In the decade following the first publication of his own work von Guericke, in addition to his diplomatic and administrative commitments, was scientifically very active. He embarked upon his Magnum OpusOttonis de Guericke Experimenta Nova (ut vocantur) Magdeburgica de Vacuo Spatio — which as well as a detailed account of his experiments on the vacuum, contains his pioneering electrostatic experiments in which electrostatic repulsion was demonstrated for the first time and he sets out his theologically based view of the nature of space, but there are also contemporary arguments that he did not conceptualise these demonstrations as electrical.[11][13][14][15] In the Preface to the Reader he claims to have finished the book on March 14, 1663, though publication was delayed for another nine years until 1672. In 1664, his work again appeared in print, again through the good offices of Gaspar Schott, the first section of whose book Technica Curiosa, titled Mirabilia Magdeburgica, was dedicated to von Guericke's work. The earliest reference to the celebrated Magdeburg hemispheres experiment is on page 39 of the Technica Curiosa, where Schott notes that von Guericke had mentioned them in a letter of July 22, 1656. Schott goes on to quote a subsequent letter of von Guericke of August 4, 1657, in which he states that he now had carried out the experiment, at considerable cost, with 12 horses.[16]

The 1660s marked the ultimate end for the Magdeburg citizen's hope of achieving Free Imperial City status, a goal to which von Guericke had devoted some twenty years of diplomatic effort. On behalf of Magdeburg, he was the first signatory to the Treaty of Klosterberg in 1666 whereby Magdeburg accepted a garrison of Brandenburg troops (upon the withdrawal of the imperial garrison) and the obligation to pay dues to the Great Elector, Friedrich Wilhelm I of Brandenburg.[17] Despite the Elector's crushing of Magdeburg's political aspirations, the personal relationship of von Guericke and Friedrich Wilhelm remained warm. The Great Elector was a patron of scientific scholarship. He had employed von Guericke's son, Hans Otto, as his resident in Hamburg and in 1666 had called Otto himself to the Brandenburg Rat. When the Experimenta Nova finally appeared it was prefaced with a dedication to Friedrich Wilhelm.[18][19]

Later years

In 1677 von Guericke was reluctantly permitted to step down from his civic responsibilities, after repeated requests. In January 1681, as a precaution against an outbreak of the plague then threatening Magdeburg, he and his second wife Dorothea moved to Hamburg, where their son Hans Otto lived. There von Guericke died peacefully on May 11 (Julian) 1686, to the day 55 years after he had fled the siege in 1631. His body was returned to Magdeburg for interment in the Ulrichskirche on May 23 (Julian). The Otto von Guericke University Magdeburg was named in his honour.[20]

Primary publications

There are three bodies of text, that contain systematic treatises on von Guericke's scientific work.

* [Recorded data]:
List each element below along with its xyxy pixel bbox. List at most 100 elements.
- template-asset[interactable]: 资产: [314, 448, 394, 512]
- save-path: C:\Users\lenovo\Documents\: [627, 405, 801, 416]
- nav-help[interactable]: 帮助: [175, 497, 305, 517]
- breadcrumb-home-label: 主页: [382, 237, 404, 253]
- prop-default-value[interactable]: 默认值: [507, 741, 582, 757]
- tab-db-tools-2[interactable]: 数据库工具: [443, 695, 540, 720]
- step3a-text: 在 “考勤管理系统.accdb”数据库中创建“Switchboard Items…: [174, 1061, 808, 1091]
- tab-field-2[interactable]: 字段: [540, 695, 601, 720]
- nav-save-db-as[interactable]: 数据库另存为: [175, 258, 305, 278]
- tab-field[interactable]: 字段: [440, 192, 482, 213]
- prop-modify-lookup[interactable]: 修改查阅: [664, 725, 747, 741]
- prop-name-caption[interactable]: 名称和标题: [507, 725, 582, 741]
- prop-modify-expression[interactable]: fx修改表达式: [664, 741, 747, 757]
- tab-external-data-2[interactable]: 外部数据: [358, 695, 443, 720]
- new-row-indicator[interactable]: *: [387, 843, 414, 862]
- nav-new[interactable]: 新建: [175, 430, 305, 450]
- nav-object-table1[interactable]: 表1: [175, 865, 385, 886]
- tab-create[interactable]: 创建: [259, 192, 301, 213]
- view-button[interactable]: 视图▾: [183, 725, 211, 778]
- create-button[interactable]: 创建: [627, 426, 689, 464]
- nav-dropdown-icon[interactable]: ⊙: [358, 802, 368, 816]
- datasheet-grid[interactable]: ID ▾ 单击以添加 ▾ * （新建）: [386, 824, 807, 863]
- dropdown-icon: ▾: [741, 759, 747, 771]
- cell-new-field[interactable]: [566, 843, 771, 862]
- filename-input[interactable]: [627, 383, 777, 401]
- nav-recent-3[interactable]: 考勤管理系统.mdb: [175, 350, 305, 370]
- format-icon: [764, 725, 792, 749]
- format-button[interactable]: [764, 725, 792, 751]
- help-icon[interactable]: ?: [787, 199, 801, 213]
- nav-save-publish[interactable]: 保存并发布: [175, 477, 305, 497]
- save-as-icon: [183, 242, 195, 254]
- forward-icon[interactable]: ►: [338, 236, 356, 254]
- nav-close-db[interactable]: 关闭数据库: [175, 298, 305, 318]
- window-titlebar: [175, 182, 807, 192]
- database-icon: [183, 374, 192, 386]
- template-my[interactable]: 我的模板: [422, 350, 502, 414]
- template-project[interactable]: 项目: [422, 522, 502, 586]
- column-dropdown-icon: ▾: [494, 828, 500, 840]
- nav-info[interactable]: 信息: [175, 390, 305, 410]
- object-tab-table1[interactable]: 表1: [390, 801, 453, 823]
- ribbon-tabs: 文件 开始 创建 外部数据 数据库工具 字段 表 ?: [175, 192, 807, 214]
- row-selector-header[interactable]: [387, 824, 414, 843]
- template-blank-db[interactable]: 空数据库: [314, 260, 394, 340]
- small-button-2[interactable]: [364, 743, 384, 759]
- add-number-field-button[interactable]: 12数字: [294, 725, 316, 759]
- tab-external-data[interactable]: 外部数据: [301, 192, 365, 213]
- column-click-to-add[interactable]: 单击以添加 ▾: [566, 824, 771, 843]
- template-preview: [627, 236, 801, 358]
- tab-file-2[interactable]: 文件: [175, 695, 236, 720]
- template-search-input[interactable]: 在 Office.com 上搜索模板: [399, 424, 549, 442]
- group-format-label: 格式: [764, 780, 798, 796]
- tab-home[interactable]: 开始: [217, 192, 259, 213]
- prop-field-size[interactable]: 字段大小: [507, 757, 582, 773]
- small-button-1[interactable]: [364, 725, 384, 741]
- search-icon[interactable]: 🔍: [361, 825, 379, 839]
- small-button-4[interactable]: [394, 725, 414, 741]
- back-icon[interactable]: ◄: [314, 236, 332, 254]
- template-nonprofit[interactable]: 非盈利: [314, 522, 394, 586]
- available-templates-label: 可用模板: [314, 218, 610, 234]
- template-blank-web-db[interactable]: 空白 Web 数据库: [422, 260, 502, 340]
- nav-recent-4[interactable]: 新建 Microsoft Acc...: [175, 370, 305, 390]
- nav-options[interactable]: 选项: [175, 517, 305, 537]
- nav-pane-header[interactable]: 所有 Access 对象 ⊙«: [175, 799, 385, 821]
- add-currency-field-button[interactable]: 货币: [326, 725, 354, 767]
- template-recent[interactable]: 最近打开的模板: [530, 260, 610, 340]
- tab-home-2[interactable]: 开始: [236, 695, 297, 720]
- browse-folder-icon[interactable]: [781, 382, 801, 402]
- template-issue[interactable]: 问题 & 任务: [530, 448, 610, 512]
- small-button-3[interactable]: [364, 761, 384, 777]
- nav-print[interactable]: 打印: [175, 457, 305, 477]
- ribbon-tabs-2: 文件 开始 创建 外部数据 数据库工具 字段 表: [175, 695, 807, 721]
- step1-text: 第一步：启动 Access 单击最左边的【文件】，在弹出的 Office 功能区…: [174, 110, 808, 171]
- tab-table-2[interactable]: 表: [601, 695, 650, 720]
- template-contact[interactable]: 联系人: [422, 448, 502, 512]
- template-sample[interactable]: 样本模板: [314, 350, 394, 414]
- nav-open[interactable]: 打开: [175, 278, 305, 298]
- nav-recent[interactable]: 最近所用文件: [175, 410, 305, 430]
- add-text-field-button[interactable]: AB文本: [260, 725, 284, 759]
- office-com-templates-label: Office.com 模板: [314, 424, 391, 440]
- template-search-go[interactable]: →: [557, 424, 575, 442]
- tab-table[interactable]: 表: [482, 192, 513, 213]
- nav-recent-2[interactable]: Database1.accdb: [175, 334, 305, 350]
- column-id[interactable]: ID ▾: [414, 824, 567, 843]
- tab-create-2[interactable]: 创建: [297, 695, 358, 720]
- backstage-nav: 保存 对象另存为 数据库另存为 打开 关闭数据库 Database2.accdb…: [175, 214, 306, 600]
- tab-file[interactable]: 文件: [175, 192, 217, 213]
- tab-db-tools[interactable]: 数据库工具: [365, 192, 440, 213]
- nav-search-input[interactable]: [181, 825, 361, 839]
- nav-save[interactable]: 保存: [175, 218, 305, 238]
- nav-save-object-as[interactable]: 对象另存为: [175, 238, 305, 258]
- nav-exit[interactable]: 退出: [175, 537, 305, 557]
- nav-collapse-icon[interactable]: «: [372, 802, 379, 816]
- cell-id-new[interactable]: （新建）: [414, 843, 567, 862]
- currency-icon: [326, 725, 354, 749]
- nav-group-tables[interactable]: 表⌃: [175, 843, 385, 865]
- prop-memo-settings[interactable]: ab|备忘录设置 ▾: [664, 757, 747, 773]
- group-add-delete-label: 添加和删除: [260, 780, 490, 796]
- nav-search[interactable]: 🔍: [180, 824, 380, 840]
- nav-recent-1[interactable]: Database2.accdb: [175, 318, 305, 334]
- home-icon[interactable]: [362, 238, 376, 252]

* [Requirements]:
a: From the passage on von Guericke, reproduce the part that opens with the words containing "In 1677 von" and closes with "Guericke's scientific work.".
b: According to the passage on von Guericke, in which church was his body interred?
Work from the text alone and ignore the rows.

* [Expected answers]:
a:
In 1677 von Guericke was reluctantly permitted to step down from his civic responsibilities, after repeated requests. In January 1681, as a precaution against an outbreak of the plague then threatening Magdeburg, he and his second wife Dorothea moved to Hamburg, where their son Hans Otto lived. There von Guericke died peacefully on May 11 (Julian) 1686, to the day 55 years after he had fled the siege in 1631. His body was returned to Magdeburg for interment in the Ulrichskirche on May 23 (Julian). The Otto von Guericke University Magdeburg was named in his honour.[20]

Primary publications

There are three bodies of text, that contain systematic treatises on von Guericke's scientific work.

b: The Ulrichskirche in Magdeburg.